[begin EXTRACTED DATA]

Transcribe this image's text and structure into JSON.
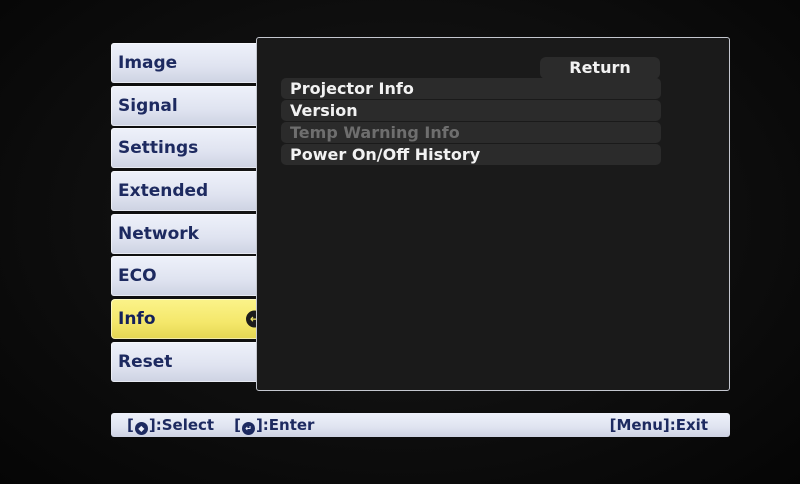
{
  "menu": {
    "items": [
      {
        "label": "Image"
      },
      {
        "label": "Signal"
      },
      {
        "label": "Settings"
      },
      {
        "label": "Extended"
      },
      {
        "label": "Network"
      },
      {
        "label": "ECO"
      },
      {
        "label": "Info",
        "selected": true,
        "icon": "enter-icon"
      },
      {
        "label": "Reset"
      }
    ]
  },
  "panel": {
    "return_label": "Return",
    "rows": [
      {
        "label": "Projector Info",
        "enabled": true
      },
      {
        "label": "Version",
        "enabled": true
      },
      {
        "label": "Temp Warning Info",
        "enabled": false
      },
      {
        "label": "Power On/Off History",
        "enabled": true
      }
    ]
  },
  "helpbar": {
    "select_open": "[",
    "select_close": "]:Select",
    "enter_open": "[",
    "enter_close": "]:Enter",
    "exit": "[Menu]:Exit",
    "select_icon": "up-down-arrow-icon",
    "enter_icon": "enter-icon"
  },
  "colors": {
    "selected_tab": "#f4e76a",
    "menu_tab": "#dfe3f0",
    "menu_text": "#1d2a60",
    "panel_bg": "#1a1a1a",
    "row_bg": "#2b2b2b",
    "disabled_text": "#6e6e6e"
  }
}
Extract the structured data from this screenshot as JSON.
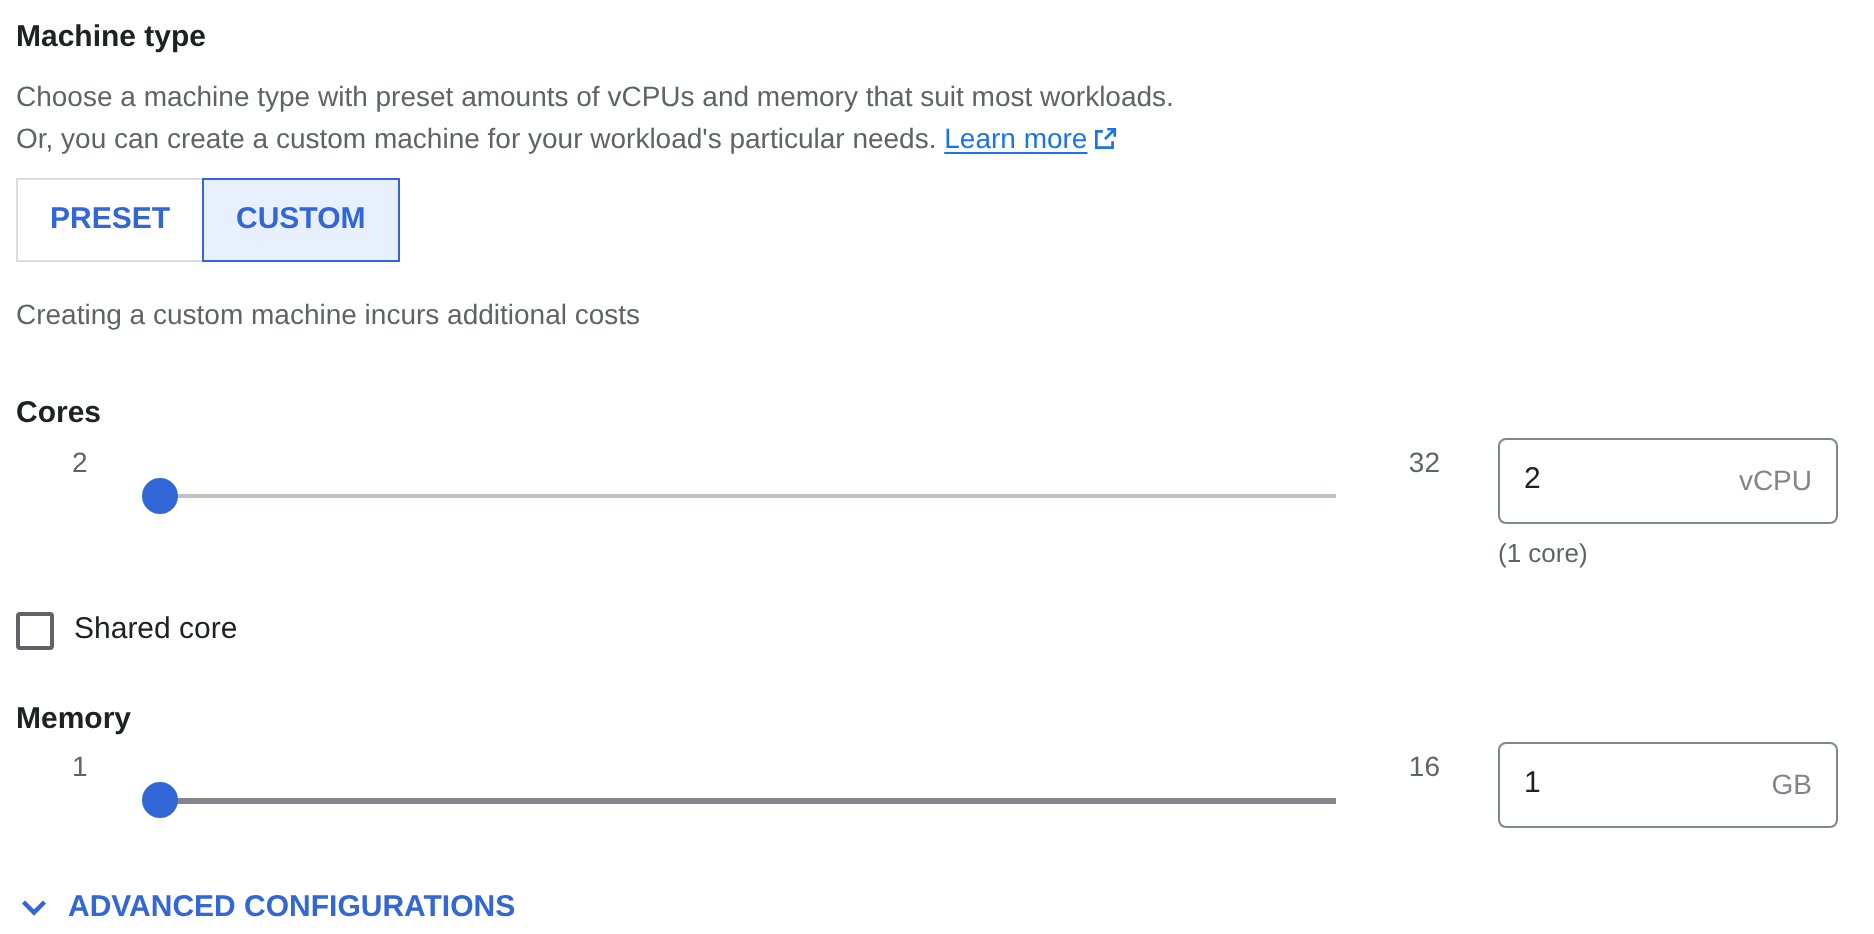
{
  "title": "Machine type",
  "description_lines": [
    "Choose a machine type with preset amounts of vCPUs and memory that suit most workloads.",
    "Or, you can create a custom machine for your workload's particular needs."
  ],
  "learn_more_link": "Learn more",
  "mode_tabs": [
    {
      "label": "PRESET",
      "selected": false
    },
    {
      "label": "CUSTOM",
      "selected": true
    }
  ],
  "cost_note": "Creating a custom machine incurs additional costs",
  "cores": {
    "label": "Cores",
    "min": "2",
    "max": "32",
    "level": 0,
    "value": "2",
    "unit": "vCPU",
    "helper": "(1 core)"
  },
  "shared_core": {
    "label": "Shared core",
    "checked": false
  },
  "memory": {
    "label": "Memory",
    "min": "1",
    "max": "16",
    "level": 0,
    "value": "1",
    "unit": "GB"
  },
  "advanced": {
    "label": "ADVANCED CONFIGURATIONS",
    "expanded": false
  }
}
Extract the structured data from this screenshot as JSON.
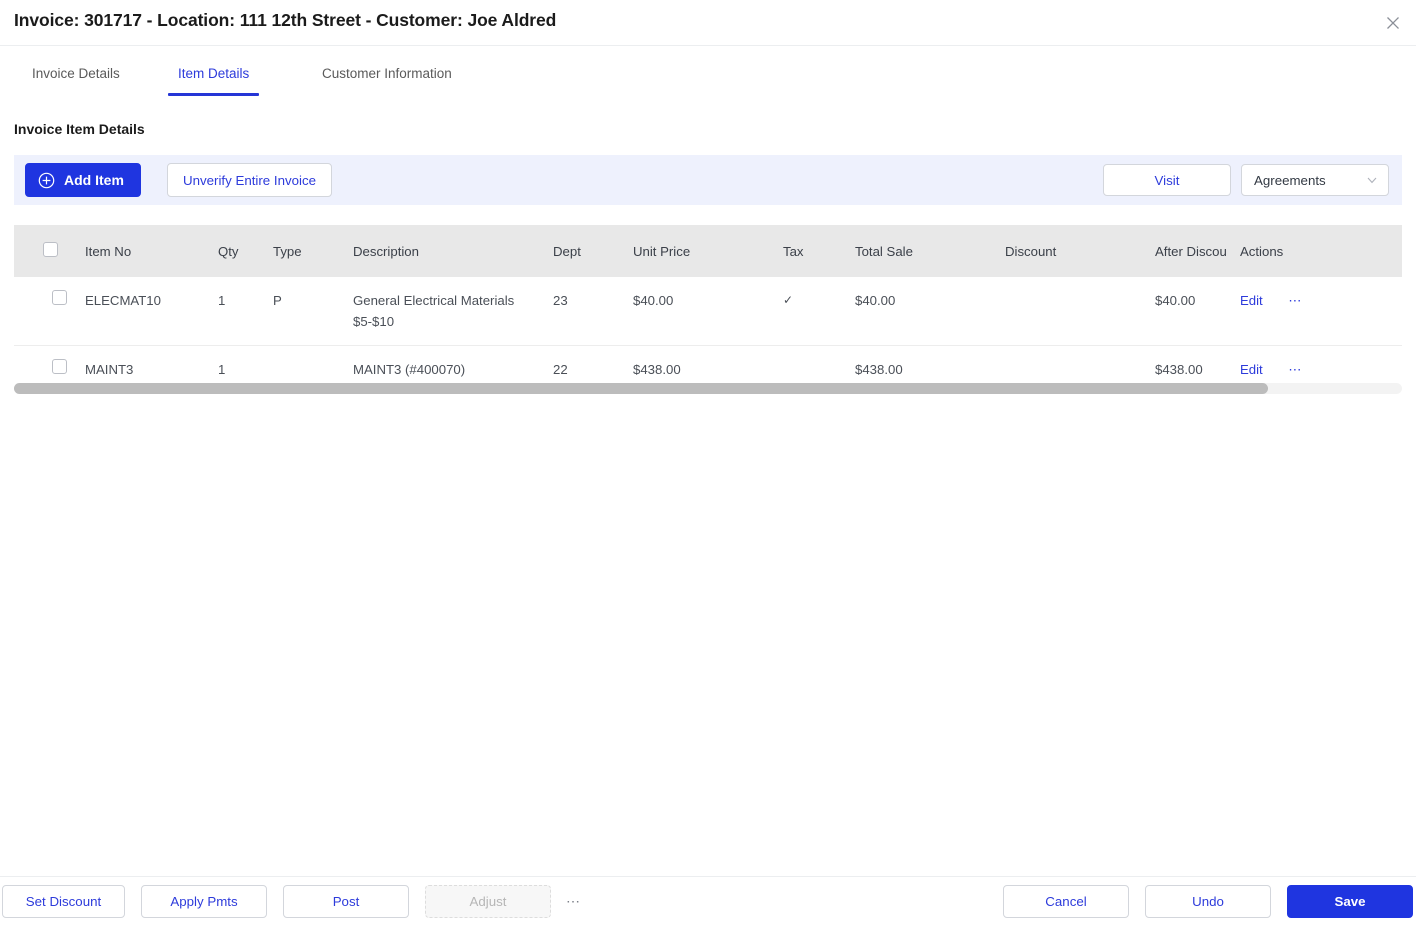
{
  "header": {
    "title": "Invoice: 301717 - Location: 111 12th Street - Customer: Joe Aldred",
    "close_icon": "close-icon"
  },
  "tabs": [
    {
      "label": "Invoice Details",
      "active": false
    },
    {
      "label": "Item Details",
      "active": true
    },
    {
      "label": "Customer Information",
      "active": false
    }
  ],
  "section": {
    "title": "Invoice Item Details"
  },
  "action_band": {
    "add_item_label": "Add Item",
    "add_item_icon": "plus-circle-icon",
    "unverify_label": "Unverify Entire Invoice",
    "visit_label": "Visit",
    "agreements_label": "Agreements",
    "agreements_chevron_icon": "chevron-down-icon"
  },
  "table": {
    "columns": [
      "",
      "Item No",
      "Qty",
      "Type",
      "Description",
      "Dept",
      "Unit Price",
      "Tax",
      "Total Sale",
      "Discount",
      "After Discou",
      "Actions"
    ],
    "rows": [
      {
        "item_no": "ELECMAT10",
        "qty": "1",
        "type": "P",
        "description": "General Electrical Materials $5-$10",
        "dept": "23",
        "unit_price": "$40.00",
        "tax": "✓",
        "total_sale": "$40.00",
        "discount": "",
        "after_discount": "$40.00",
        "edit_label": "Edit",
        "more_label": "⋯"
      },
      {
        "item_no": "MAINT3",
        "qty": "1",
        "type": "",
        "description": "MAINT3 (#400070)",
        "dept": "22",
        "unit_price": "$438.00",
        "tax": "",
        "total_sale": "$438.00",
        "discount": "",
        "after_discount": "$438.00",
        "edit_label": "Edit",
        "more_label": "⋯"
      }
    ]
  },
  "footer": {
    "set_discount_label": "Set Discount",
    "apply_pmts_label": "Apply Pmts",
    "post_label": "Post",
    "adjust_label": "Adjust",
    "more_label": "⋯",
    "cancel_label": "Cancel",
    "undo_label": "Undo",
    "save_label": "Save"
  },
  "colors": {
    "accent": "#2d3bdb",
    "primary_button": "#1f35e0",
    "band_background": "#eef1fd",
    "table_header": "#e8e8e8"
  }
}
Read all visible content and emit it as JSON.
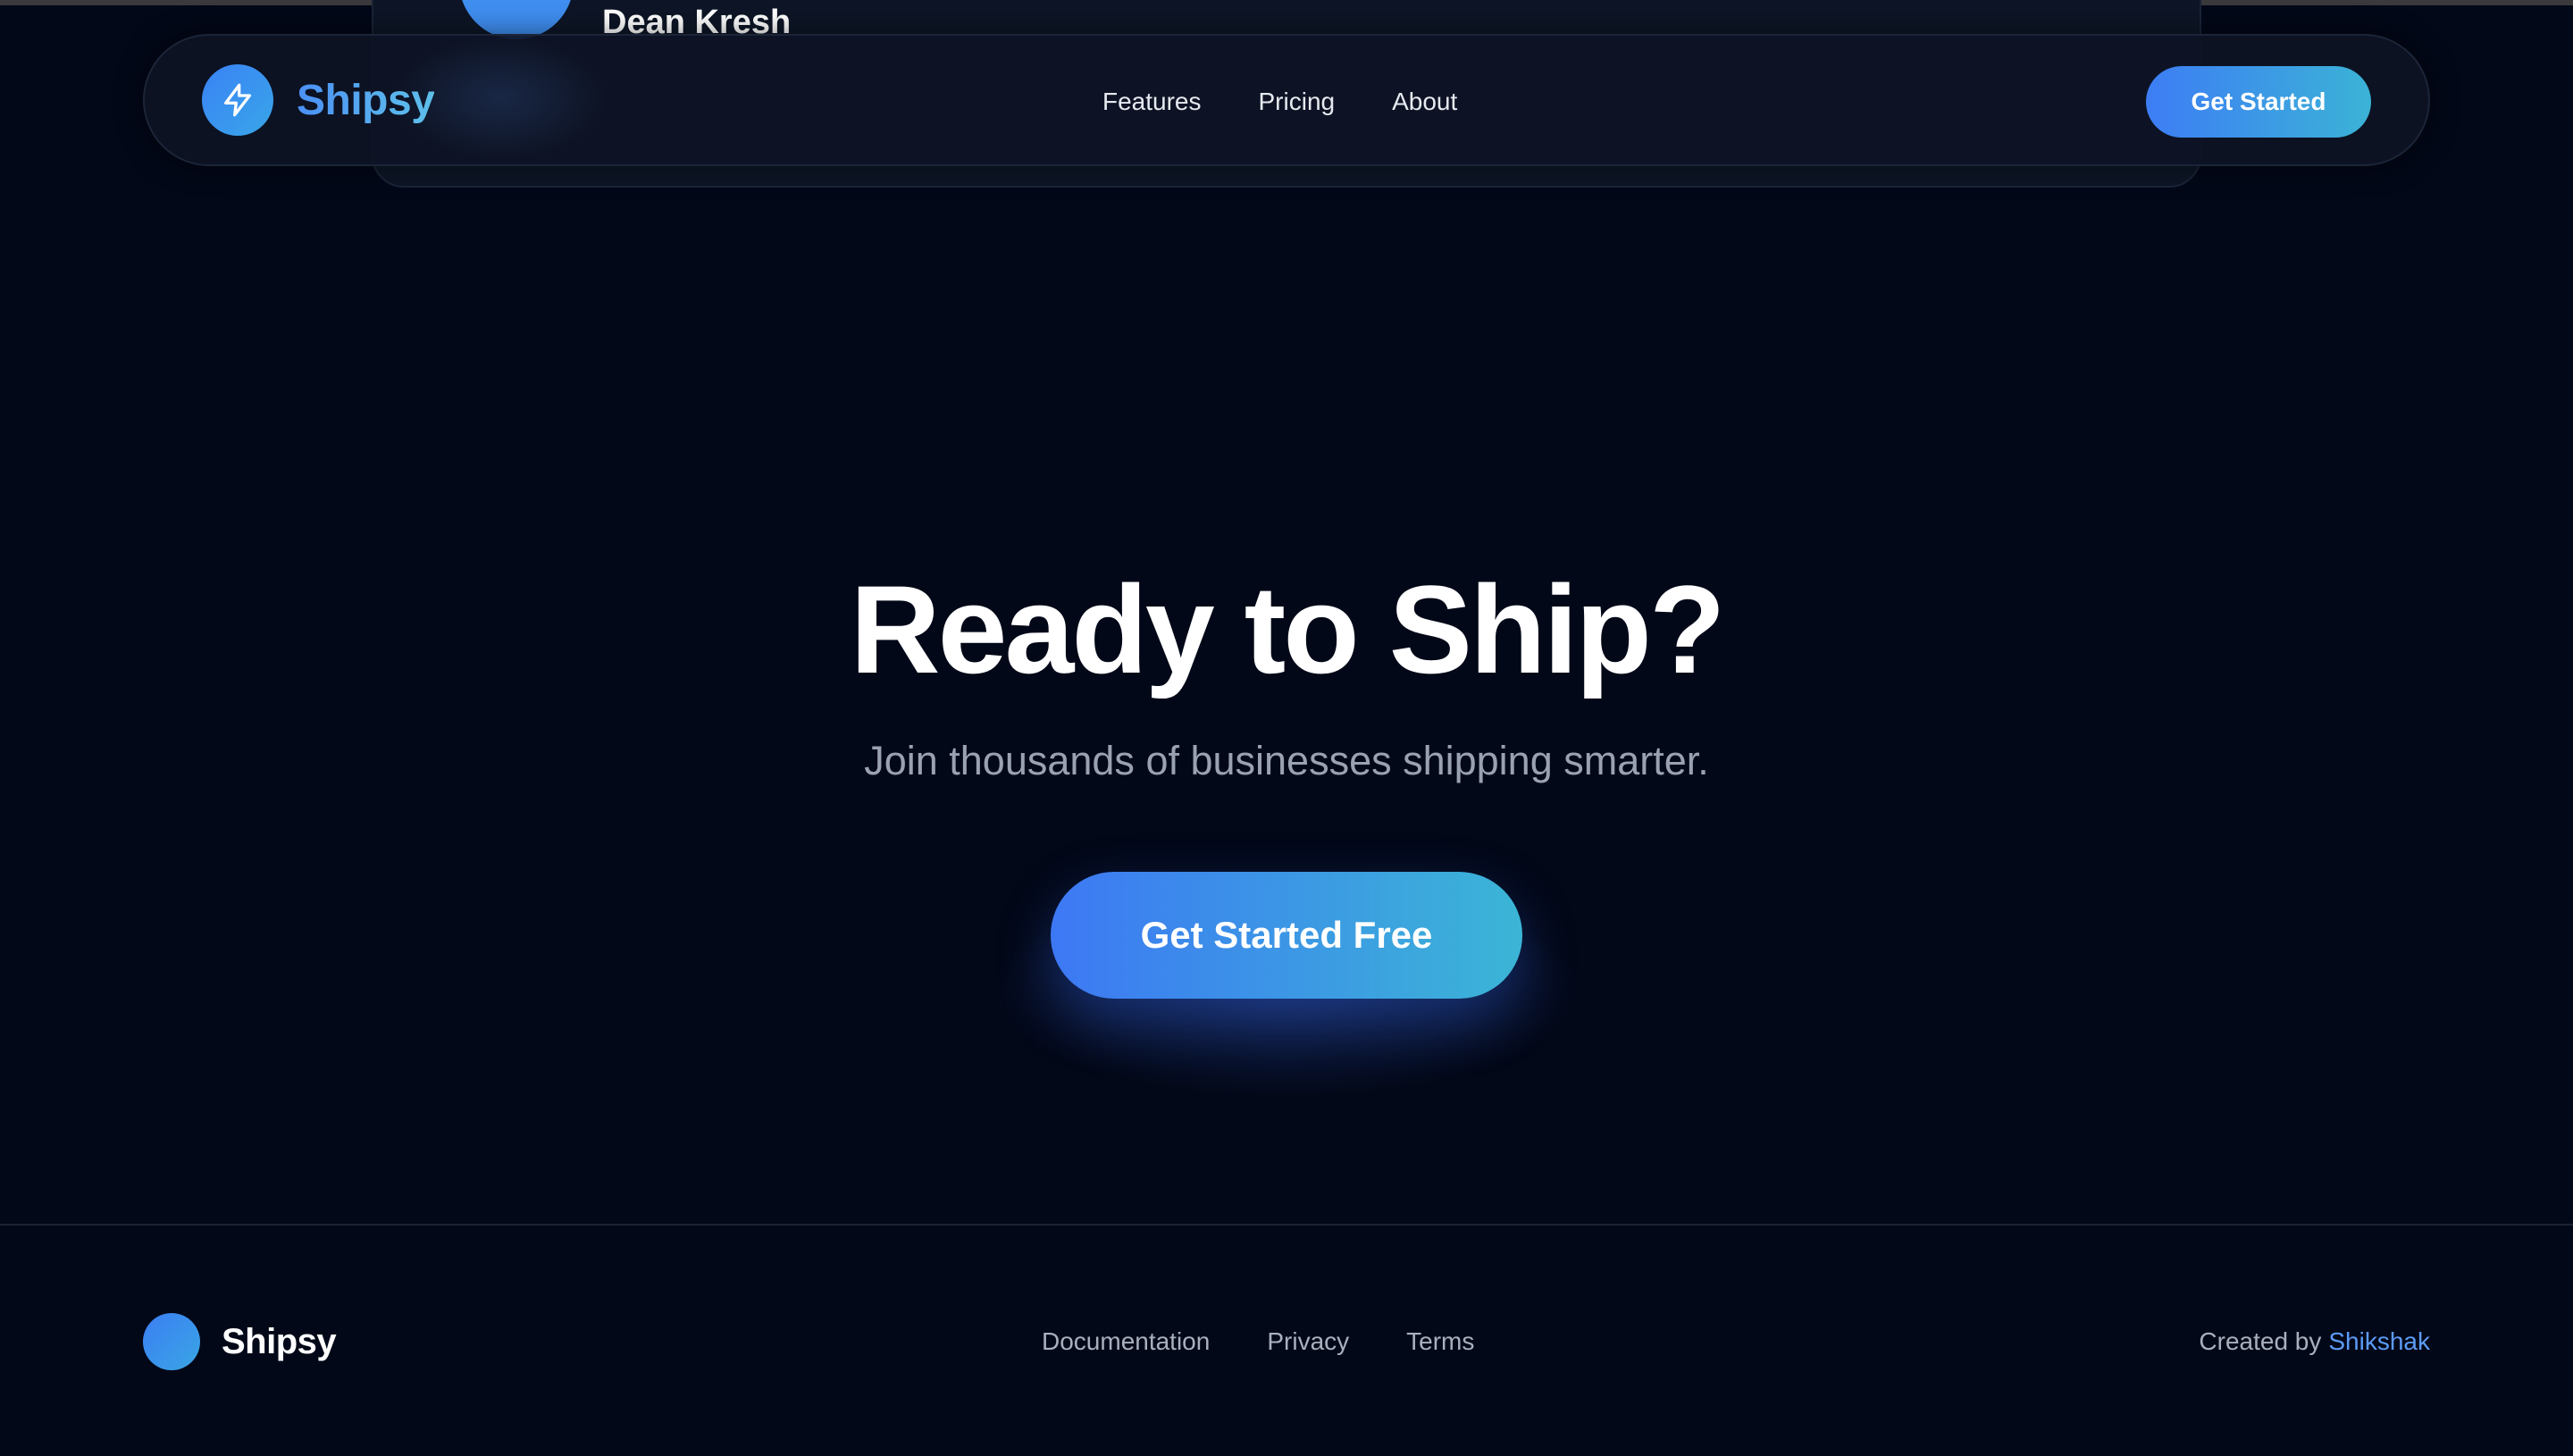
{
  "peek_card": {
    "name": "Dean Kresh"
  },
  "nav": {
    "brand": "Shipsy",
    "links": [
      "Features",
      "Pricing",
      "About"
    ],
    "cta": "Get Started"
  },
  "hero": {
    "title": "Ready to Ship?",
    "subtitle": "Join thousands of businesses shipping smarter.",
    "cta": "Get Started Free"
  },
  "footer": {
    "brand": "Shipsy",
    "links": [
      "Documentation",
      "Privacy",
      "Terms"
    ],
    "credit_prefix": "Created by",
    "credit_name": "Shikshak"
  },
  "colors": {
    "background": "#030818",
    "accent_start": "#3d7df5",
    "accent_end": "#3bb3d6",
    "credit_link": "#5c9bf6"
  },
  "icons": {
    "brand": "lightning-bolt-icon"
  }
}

[end EXTRACTED DATA]

SHORT EXERCISE :: Will you restate every entry word for word and omit the images?

ANSWER TO THIS TASK ::
Transcribe this image's text and structure into JSON.
{
  "menu": {
    "items": [
      {
        "label": "Image"
      },
      {
        "label": "Signal"
      },
      {
        "label": "Settings"
      },
      {
        "label": "Extended"
      },
      {
        "label": "Network"
      },
      {
        "label": "ECO"
      },
      {
        "label": "Info",
        "selected": true,
        "icon": "enter-icon"
      },
      {
        "label": "Reset"
      }
    ]
  },
  "panel": {
    "return_label": "Return",
    "rows": [
      {
        "label": "Projector Info",
        "enabled": true
      },
      {
        "label": "Version",
        "enabled": true
      },
      {
        "label": "Temp Warning Info",
        "enabled": false
      },
      {
        "label": "Power On/Off History",
        "enabled": true
      }
    ]
  },
  "helpbar": {
    "select_open": "[",
    "select_close": "]:Select",
    "enter_open": "[",
    "enter_close": "]:Enter",
    "exit": "[Menu]:Exit",
    "select_icon": "up-down-arrow-icon",
    "enter_icon": "enter-icon"
  },
  "colors": {
    "selected_tab": "#f4e76a",
    "menu_tab": "#dfe3f0",
    "menu_text": "#1d2a60",
    "panel_bg": "#1a1a1a",
    "row_bg": "#2b2b2b",
    "disabled_text": "#6e6e6e"
  }
}
Extract the structured data from this screenshot as JSON.
{
  "title": "Machine type",
  "description_lines": [
    "Choose a machine type with preset amounts of vCPUs and memory that suit most workloads.",
    "Or, you can create a custom machine for your workload's particular needs."
  ],
  "learn_more_link": "Learn more",
  "mode_tabs": [
    {
      "label": "PRESET",
      "selected": false
    },
    {
      "label": "CUSTOM",
      "selected": true
    }
  ],
  "cost_note": "Creating a custom machine incurs additional costs",
  "cores": {
    "label": "Cores",
    "min": "2",
    "max": "32",
    "level": 0,
    "value": "2",
    "unit": "vCPU",
    "helper": "(1 core)"
  },
  "shared_core": {
    "label": "Shared core",
    "checked": false
  },
  "memory": {
    "label": "Memory",
    "min": "1",
    "max": "16",
    "level": 0,
    "value": "1",
    "unit": "GB"
  },
  "advanced": {
    "label": "ADVANCED CONFIGURATIONS",
    "expanded": false
  }
}
Extract the structured data from this screenshot as JSON.
{
  "header": {
    "title": "Invoice: 301717 - Location: 111 12th Street - Customer: Joe Aldred",
    "close_icon": "close-icon"
  },
  "tabs": [
    {
      "label": "Invoice Details",
      "active": false
    },
    {
      "label": "Item Details",
      "active": true
    },
    {
      "label": "Customer Information",
      "active": false
    }
  ],
  "section": {
    "title": "Invoice Item Details"
  },
  "action_band": {
    "add_item_label": "Add Item",
    "add_item_icon": "plus-circle-icon",
    "unverify_label": "Unverify Entire Invoice",
    "visit_label": "Visit",
    "agreements_label": "Agreements",
    "agreements_chevron_icon": "chevron-down-icon"
  },
  "table": {
    "columns": [
      "",
      "Item No",
      "Qty",
      "Type",
      "Description",
      "Dept",
      "Unit Price",
      "Tax",
      "Total Sale",
      "Discount",
      "After Discou",
      "Actions"
    ],
    "rows": [
      {
        "item_no": "ELECMAT10",
        "qty": "1",
        "type": "P",
        "description": "General Electrical Materials $5-$10",
        "dept": "23",
        "unit_price": "$40.00",
        "tax": "✓",
        "total_sale": "$40.00",
        "discount": "",
        "after_discount": "$40.00",
        "edit_label": "Edit",
        "more_label": "⋯"
      },
      {
        "item_no": "MAINT3",
        "qty": "1",
        "type": "",
        "description": "MAINT3 (#400070)",
        "dept": "22",
        "unit_price": "$438.00",
        "tax": "",
        "total_sale": "$438.00",
        "discount": "",
        "after_discount": "$438.00",
        "edit_label": "Edit",
        "more_label": "⋯"
      }
    ]
  },
  "footer": {
    "set_discount_label": "Set Discount",
    "apply_pmts_label": "Apply Pmts",
    "post_label": "Post",
    "adjust_label": "Adjust",
    "more_label": "⋯",
    "cancel_label": "Cancel",
    "undo_label": "Undo",
    "save_label": "Save"
  },
  "colors": {
    "accent": "#2d3bdb",
    "primary_button": "#1f35e0",
    "band_background": "#eef1fd",
    "table_header": "#e8e8e8"
  }
}
Read all visible content and emit it as JSON.
{
  "peek_card": {
    "name": "Dean Kresh"
  },
  "nav": {
    "brand": "Shipsy",
    "links": [
      "Features",
      "Pricing",
      "About"
    ],
    "cta": "Get Started"
  },
  "hero": {
    "title": "Ready to Ship?",
    "subtitle": "Join thousands of businesses shipping smarter.",
    "cta": "Get Started Free"
  },
  "footer": {
    "brand": "Shipsy",
    "links": [
      "Documentation",
      "Privacy",
      "Terms"
    ],
    "credit_prefix": "Created by",
    "credit_name": "Shikshak"
  },
  "colors": {
    "background": "#030818",
    "accent_start": "#3d7df5",
    "accent_end": "#3bb3d6",
    "credit_link": "#5c9bf6"
  },
  "icons": {
    "brand": "lightning-bolt-icon"
  }
}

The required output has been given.